> [Requirement] Search the data below for the string "យនភណ". Extract every line that contains it.

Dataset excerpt

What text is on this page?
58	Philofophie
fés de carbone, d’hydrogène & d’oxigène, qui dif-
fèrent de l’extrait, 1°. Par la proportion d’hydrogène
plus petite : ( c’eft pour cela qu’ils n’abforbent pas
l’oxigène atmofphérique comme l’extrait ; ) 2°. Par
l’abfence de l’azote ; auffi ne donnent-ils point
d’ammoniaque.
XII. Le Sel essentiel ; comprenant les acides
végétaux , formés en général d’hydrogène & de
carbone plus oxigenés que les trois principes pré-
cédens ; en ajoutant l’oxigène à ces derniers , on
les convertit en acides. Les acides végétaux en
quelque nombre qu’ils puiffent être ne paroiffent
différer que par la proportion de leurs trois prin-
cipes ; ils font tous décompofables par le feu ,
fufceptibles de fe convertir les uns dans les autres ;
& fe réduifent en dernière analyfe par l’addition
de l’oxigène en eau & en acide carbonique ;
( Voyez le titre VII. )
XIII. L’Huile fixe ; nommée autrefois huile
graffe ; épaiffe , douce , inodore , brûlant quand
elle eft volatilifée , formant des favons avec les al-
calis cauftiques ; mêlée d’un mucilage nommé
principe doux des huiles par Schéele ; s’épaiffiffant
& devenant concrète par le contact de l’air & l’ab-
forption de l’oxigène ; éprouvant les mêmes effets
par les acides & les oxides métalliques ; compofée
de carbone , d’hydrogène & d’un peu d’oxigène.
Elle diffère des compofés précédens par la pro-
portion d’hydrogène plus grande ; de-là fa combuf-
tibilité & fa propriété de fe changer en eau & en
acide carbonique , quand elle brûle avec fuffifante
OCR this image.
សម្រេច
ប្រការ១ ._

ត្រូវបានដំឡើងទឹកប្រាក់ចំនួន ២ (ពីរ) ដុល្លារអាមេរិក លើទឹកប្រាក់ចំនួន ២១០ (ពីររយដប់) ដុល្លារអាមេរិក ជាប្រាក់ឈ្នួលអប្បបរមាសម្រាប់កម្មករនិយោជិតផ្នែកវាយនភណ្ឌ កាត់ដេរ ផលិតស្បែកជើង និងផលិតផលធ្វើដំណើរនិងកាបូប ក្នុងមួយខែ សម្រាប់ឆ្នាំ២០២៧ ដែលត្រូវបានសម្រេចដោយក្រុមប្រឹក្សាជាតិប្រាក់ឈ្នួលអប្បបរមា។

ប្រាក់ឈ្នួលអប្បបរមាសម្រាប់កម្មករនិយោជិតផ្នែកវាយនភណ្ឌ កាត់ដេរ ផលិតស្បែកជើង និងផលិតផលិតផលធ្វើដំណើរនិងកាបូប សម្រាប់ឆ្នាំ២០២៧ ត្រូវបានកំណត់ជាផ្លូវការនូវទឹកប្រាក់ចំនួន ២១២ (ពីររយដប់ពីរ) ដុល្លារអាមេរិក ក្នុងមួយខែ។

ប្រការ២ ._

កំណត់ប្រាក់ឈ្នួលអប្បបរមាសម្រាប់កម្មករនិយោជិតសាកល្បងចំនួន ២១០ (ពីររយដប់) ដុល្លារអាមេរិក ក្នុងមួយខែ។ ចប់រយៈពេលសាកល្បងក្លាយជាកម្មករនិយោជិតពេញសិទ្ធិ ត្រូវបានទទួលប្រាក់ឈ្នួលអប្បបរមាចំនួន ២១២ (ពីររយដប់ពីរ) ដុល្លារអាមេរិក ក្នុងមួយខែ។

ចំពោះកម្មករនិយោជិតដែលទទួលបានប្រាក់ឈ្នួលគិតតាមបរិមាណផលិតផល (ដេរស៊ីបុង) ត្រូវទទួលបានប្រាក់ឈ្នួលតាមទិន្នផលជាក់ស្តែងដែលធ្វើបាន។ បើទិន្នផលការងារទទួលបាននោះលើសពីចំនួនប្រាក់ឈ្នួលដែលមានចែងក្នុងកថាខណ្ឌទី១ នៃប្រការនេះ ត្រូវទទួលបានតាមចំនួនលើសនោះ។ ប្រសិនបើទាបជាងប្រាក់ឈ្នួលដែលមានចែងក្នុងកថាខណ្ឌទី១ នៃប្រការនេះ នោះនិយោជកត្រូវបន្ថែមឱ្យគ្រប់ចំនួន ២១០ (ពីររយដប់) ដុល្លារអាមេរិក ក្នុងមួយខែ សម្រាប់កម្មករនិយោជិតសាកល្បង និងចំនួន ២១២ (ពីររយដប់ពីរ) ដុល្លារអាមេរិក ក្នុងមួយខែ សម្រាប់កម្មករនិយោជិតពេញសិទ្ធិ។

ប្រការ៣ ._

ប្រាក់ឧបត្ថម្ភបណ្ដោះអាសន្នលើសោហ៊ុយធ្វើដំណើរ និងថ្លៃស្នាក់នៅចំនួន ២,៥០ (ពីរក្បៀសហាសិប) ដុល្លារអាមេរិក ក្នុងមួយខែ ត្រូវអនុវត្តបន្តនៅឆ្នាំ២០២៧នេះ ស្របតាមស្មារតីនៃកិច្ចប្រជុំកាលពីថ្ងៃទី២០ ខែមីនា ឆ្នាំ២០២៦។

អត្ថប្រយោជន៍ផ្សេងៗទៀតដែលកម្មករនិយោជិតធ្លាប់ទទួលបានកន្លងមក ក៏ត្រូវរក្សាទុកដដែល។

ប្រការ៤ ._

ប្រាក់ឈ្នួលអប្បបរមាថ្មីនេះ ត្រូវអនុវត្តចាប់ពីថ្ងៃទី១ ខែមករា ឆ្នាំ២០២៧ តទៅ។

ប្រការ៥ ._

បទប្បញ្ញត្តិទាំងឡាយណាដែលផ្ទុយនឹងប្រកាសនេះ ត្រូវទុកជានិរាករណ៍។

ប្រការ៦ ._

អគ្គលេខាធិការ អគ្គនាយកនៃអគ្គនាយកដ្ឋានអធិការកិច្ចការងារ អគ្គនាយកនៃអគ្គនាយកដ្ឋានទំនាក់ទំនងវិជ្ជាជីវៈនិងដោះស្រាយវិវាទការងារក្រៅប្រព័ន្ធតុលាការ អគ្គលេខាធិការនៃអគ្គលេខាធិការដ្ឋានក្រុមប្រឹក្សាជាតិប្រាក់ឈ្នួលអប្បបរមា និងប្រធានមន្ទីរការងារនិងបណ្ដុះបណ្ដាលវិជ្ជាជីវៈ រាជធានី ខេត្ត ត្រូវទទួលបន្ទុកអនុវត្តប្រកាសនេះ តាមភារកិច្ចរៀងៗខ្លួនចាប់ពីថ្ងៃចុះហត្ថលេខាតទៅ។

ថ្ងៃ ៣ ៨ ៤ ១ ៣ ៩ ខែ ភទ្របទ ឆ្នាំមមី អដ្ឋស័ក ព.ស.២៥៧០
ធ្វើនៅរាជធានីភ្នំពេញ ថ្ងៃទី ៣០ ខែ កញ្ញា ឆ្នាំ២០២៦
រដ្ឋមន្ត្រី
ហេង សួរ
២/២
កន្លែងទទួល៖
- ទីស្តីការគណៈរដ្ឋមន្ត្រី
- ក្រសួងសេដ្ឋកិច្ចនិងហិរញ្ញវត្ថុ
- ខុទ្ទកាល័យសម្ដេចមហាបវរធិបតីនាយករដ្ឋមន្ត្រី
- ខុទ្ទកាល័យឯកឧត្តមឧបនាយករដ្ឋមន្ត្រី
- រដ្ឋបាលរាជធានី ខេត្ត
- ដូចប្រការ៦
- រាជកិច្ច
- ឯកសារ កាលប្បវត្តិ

> [Solution for this exercise]
ត្រូវបានដំឡើងទឹកប្រាក់ចំនួន ២ (ពីរ) ដុល្លារអាមេរិក លើទឹកប្រាក់ចំនួន ២១០ (ពីររយដប់) ដុល្លារអាមេរិក ជាប្រាក់ឈ្នួលអប្បបរមាសម្រាប់កម្មករនិយោជិតផ្នែកវាយនភណ្ឌ កាត់ដេរ ផលិតស្បែកជើង និងផលិតផលធ្វើដំណើរនិងកាបូប ក្នុងមួយខែ សម្រាប់ឆ្នាំ២០២៧ ដែលត្រូវបានសម្រេចដោយក្រុមប្រឹក្សាជាតិប្រាក់ឈ្នួលអប្បបរមា។
ប្រាក់ឈ្នួលអប្បបរមាសម្រាប់កម្មករនិយោជិតផ្នែកវាយនភណ្ឌ កាត់ដេរ ផលិតស្បែកជើង និងផលិតផលិតផលធ្វើដំណើរនិងកាបូប សម្រាប់ឆ្នាំ២០២៧ ត្រូវបានកំណត់ជាផ្លូវការនូវទឹកប្រាក់ចំនួន ២១២ (ពីររយដប់ពីរ) ដុល្លារអាមេរិក ក្នុងមួយខែ។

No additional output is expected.